**DIRECTIONS:**
Print the listing as it stands, omitting all images.

..........

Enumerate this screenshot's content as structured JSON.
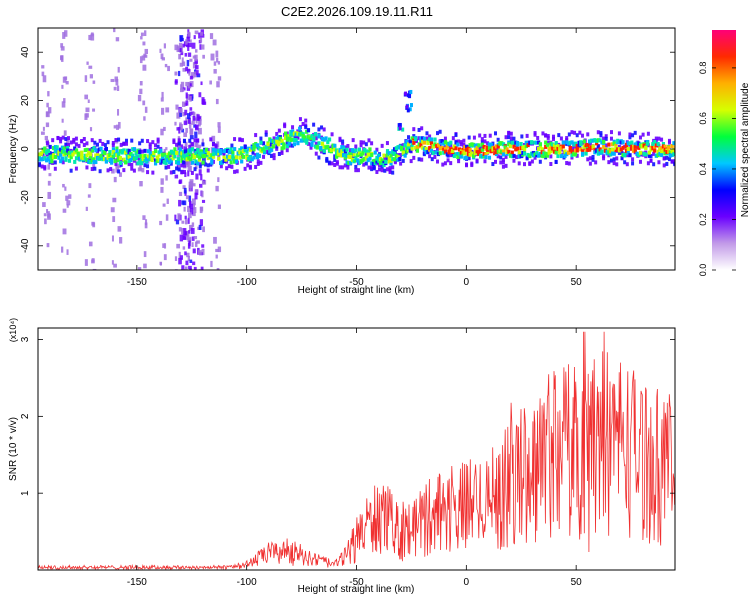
{
  "title": "C2E2.2026.109.19.11.R11",
  "colors": {
    "signal": "#f03030",
    "axis": "#000000",
    "background": "#ffffff",
    "colormap": [
      "#ffffff",
      "#c29ae8",
      "#6a00ff",
      "#0000ff",
      "#00c8ff",
      "#00ff3c",
      "#d6ff00",
      "#ffb000",
      "#ff2a00",
      "#ff0077"
    ]
  },
  "chart_data": [
    {
      "type": "heatmap",
      "name": "spectrogram",
      "xlabel": "Height of straight line (km)",
      "ylabel": "Frequency (Hz)",
      "xlim": [
        -195,
        95
      ],
      "ylim": [
        -50,
        50
      ],
      "x_ticks": [
        -150,
        -100,
        -50,
        0,
        50
      ],
      "y_ticks": [
        -40,
        -20,
        0,
        20,
        40
      ],
      "ridge": [
        [
          -195,
          -2
        ],
        [
          -150,
          -3
        ],
        [
          -110,
          -3
        ],
        [
          -100,
          -2
        ],
        [
          -85,
          3
        ],
        [
          -75,
          6
        ],
        [
          -65,
          2
        ],
        [
          -55,
          -3
        ],
        [
          -45,
          -3
        ],
        [
          -35,
          -4
        ],
        [
          -25,
          2
        ],
        [
          -15,
          1
        ],
        [
          0,
          -1
        ],
        [
          25,
          0
        ],
        [
          50,
          0
        ],
        [
          60,
          1
        ],
        [
          75,
          0
        ],
        [
          95,
          0
        ]
      ],
      "spurs": [
        [
          -30,
          10
        ],
        [
          -27,
          18
        ],
        [
          -27,
          24
        ]
      ],
      "colorbar": {
        "label": "Normalized spectral amplitude",
        "range": [
          0.0,
          0.95
        ],
        "ticks": [
          0.0,
          0.2,
          0.4,
          0.6,
          0.8
        ]
      }
    },
    {
      "type": "line",
      "name": "snr",
      "xlabel": "Height of straight line (km)",
      "ylabel": "SNR (10 * v/v)",
      "scale_note": "(x10⁴)",
      "xlim": [
        -195,
        95
      ],
      "ylim": [
        0,
        3.15
      ],
      "x_ticks": [
        -150,
        -100,
        -50,
        0,
        50
      ],
      "y_ticks": [
        1,
        2,
        3
      ],
      "envelope": [
        [
          -195,
          0.04
        ],
        [
          -150,
          0.04
        ],
        [
          -110,
          0.05
        ],
        [
          -100,
          0.1
        ],
        [
          -90,
          0.3
        ],
        [
          -80,
          0.35
        ],
        [
          -70,
          0.2
        ],
        [
          -60,
          0.1
        ],
        [
          -55,
          0.25
        ],
        [
          -50,
          0.6
        ],
        [
          -45,
          0.8
        ],
        [
          -40,
          1.0
        ],
        [
          -35,
          0.9
        ],
        [
          -30,
          0.75
        ],
        [
          -25,
          0.75
        ],
        [
          -20,
          0.9
        ],
        [
          -15,
          1.1
        ],
        [
          -10,
          1.1
        ],
        [
          0,
          1.2
        ],
        [
          10,
          1.3
        ],
        [
          20,
          1.6
        ],
        [
          30,
          1.9
        ],
        [
          40,
          2.3
        ],
        [
          50,
          2.25
        ],
        [
          60,
          2.4
        ],
        [
          70,
          2.4
        ],
        [
          80,
          2.1
        ],
        [
          95,
          1.9
        ]
      ]
    }
  ]
}
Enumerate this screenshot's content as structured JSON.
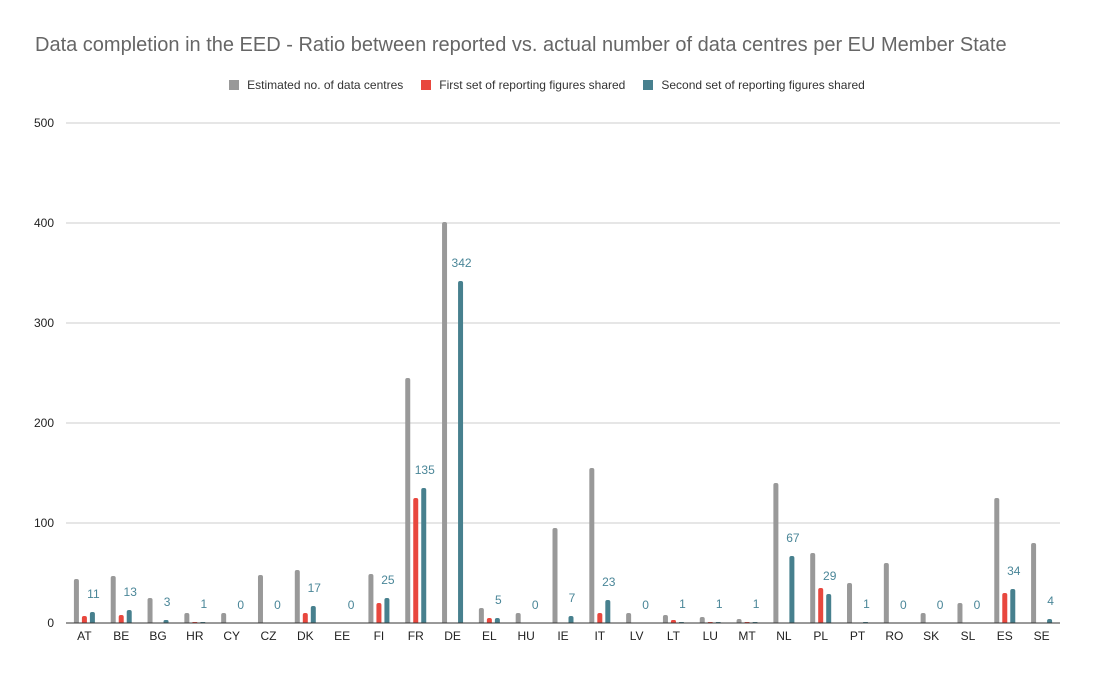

..........

**REPLY TO THE EXERCISE:**
Enumerate this screenshot's content as structured JSON.
{
  "title": "C2E2.2026.109.19.11.R11",
  "colors": {
    "signal": "#f03030",
    "axis": "#000000",
    "background": "#ffffff",
    "colormap": [
      "#ffffff",
      "#c29ae8",
      "#6a00ff",
      "#0000ff",
      "#00c8ff",
      "#00ff3c",
      "#d6ff00",
      "#ffb000",
      "#ff2a00",
      "#ff0077"
    ]
  },
  "chart_data": [
    {
      "type": "heatmap",
      "name": "spectrogram",
      "xlabel": "Height of straight line (km)",
      "ylabel": "Frequency (Hz)",
      "xlim": [
        -195,
        95
      ],
      "ylim": [
        -50,
        50
      ],
      "x_ticks": [
        -150,
        -100,
        -50,
        0,
        50
      ],
      "y_ticks": [
        -40,
        -20,
        0,
        20,
        40
      ],
      "ridge": [
        [
          -195,
          -2
        ],
        [
          -150,
          -3
        ],
        [
          -110,
          -3
        ],
        [
          -100,
          -2
        ],
        [
          -85,
          3
        ],
        [
          -75,
          6
        ],
        [
          -65,
          2
        ],
        [
          -55,
          -3
        ],
        [
          -45,
          -3
        ],
        [
          -35,
          -4
        ],
        [
          -25,
          2
        ],
        [
          -15,
          1
        ],
        [
          0,
          -1
        ],
        [
          25,
          0
        ],
        [
          50,
          0
        ],
        [
          60,
          1
        ],
        [
          75,
          0
        ],
        [
          95,
          0
        ]
      ],
      "spurs": [
        [
          -30,
          10
        ],
        [
          -27,
          18
        ],
        [
          -27,
          24
        ]
      ],
      "colorbar": {
        "label": "Normalized spectral amplitude",
        "range": [
          0.0,
          0.95
        ],
        "ticks": [
          0.0,
          0.2,
          0.4,
          0.6,
          0.8
        ]
      }
    },
    {
      "type": "line",
      "name": "snr",
      "xlabel": "Height of straight line (km)",
      "ylabel": "SNR (10 * v/v)",
      "scale_note": "(x10⁴)",
      "xlim": [
        -195,
        95
      ],
      "ylim": [
        0,
        3.15
      ],
      "x_ticks": [
        -150,
        -100,
        -50,
        0,
        50
      ],
      "y_ticks": [
        1,
        2,
        3
      ],
      "envelope": [
        [
          -195,
          0.04
        ],
        [
          -150,
          0.04
        ],
        [
          -110,
          0.05
        ],
        [
          -100,
          0.1
        ],
        [
          -90,
          0.3
        ],
        [
          -80,
          0.35
        ],
        [
          -70,
          0.2
        ],
        [
          -60,
          0.1
        ],
        [
          -55,
          0.25
        ],
        [
          -50,
          0.6
        ],
        [
          -45,
          0.8
        ],
        [
          -40,
          1.0
        ],
        [
          -35,
          0.9
        ],
        [
          -30,
          0.75
        ],
        [
          -25,
          0.75
        ],
        [
          -20,
          0.9
        ],
        [
          -15,
          1.1
        ],
        [
          -10,
          1.1
        ],
        [
          0,
          1.2
        ],
        [
          10,
          1.3
        ],
        [
          20,
          1.6
        ],
        [
          30,
          1.9
        ],
        [
          40,
          2.3
        ],
        [
          50,
          2.25
        ],
        [
          60,
          2.4
        ],
        [
          70,
          2.4
        ],
        [
          80,
          2.1
        ],
        [
          95,
          1.9
        ]
      ]
    }
  ]
}
Enumerate this screenshot's content as structured JSON.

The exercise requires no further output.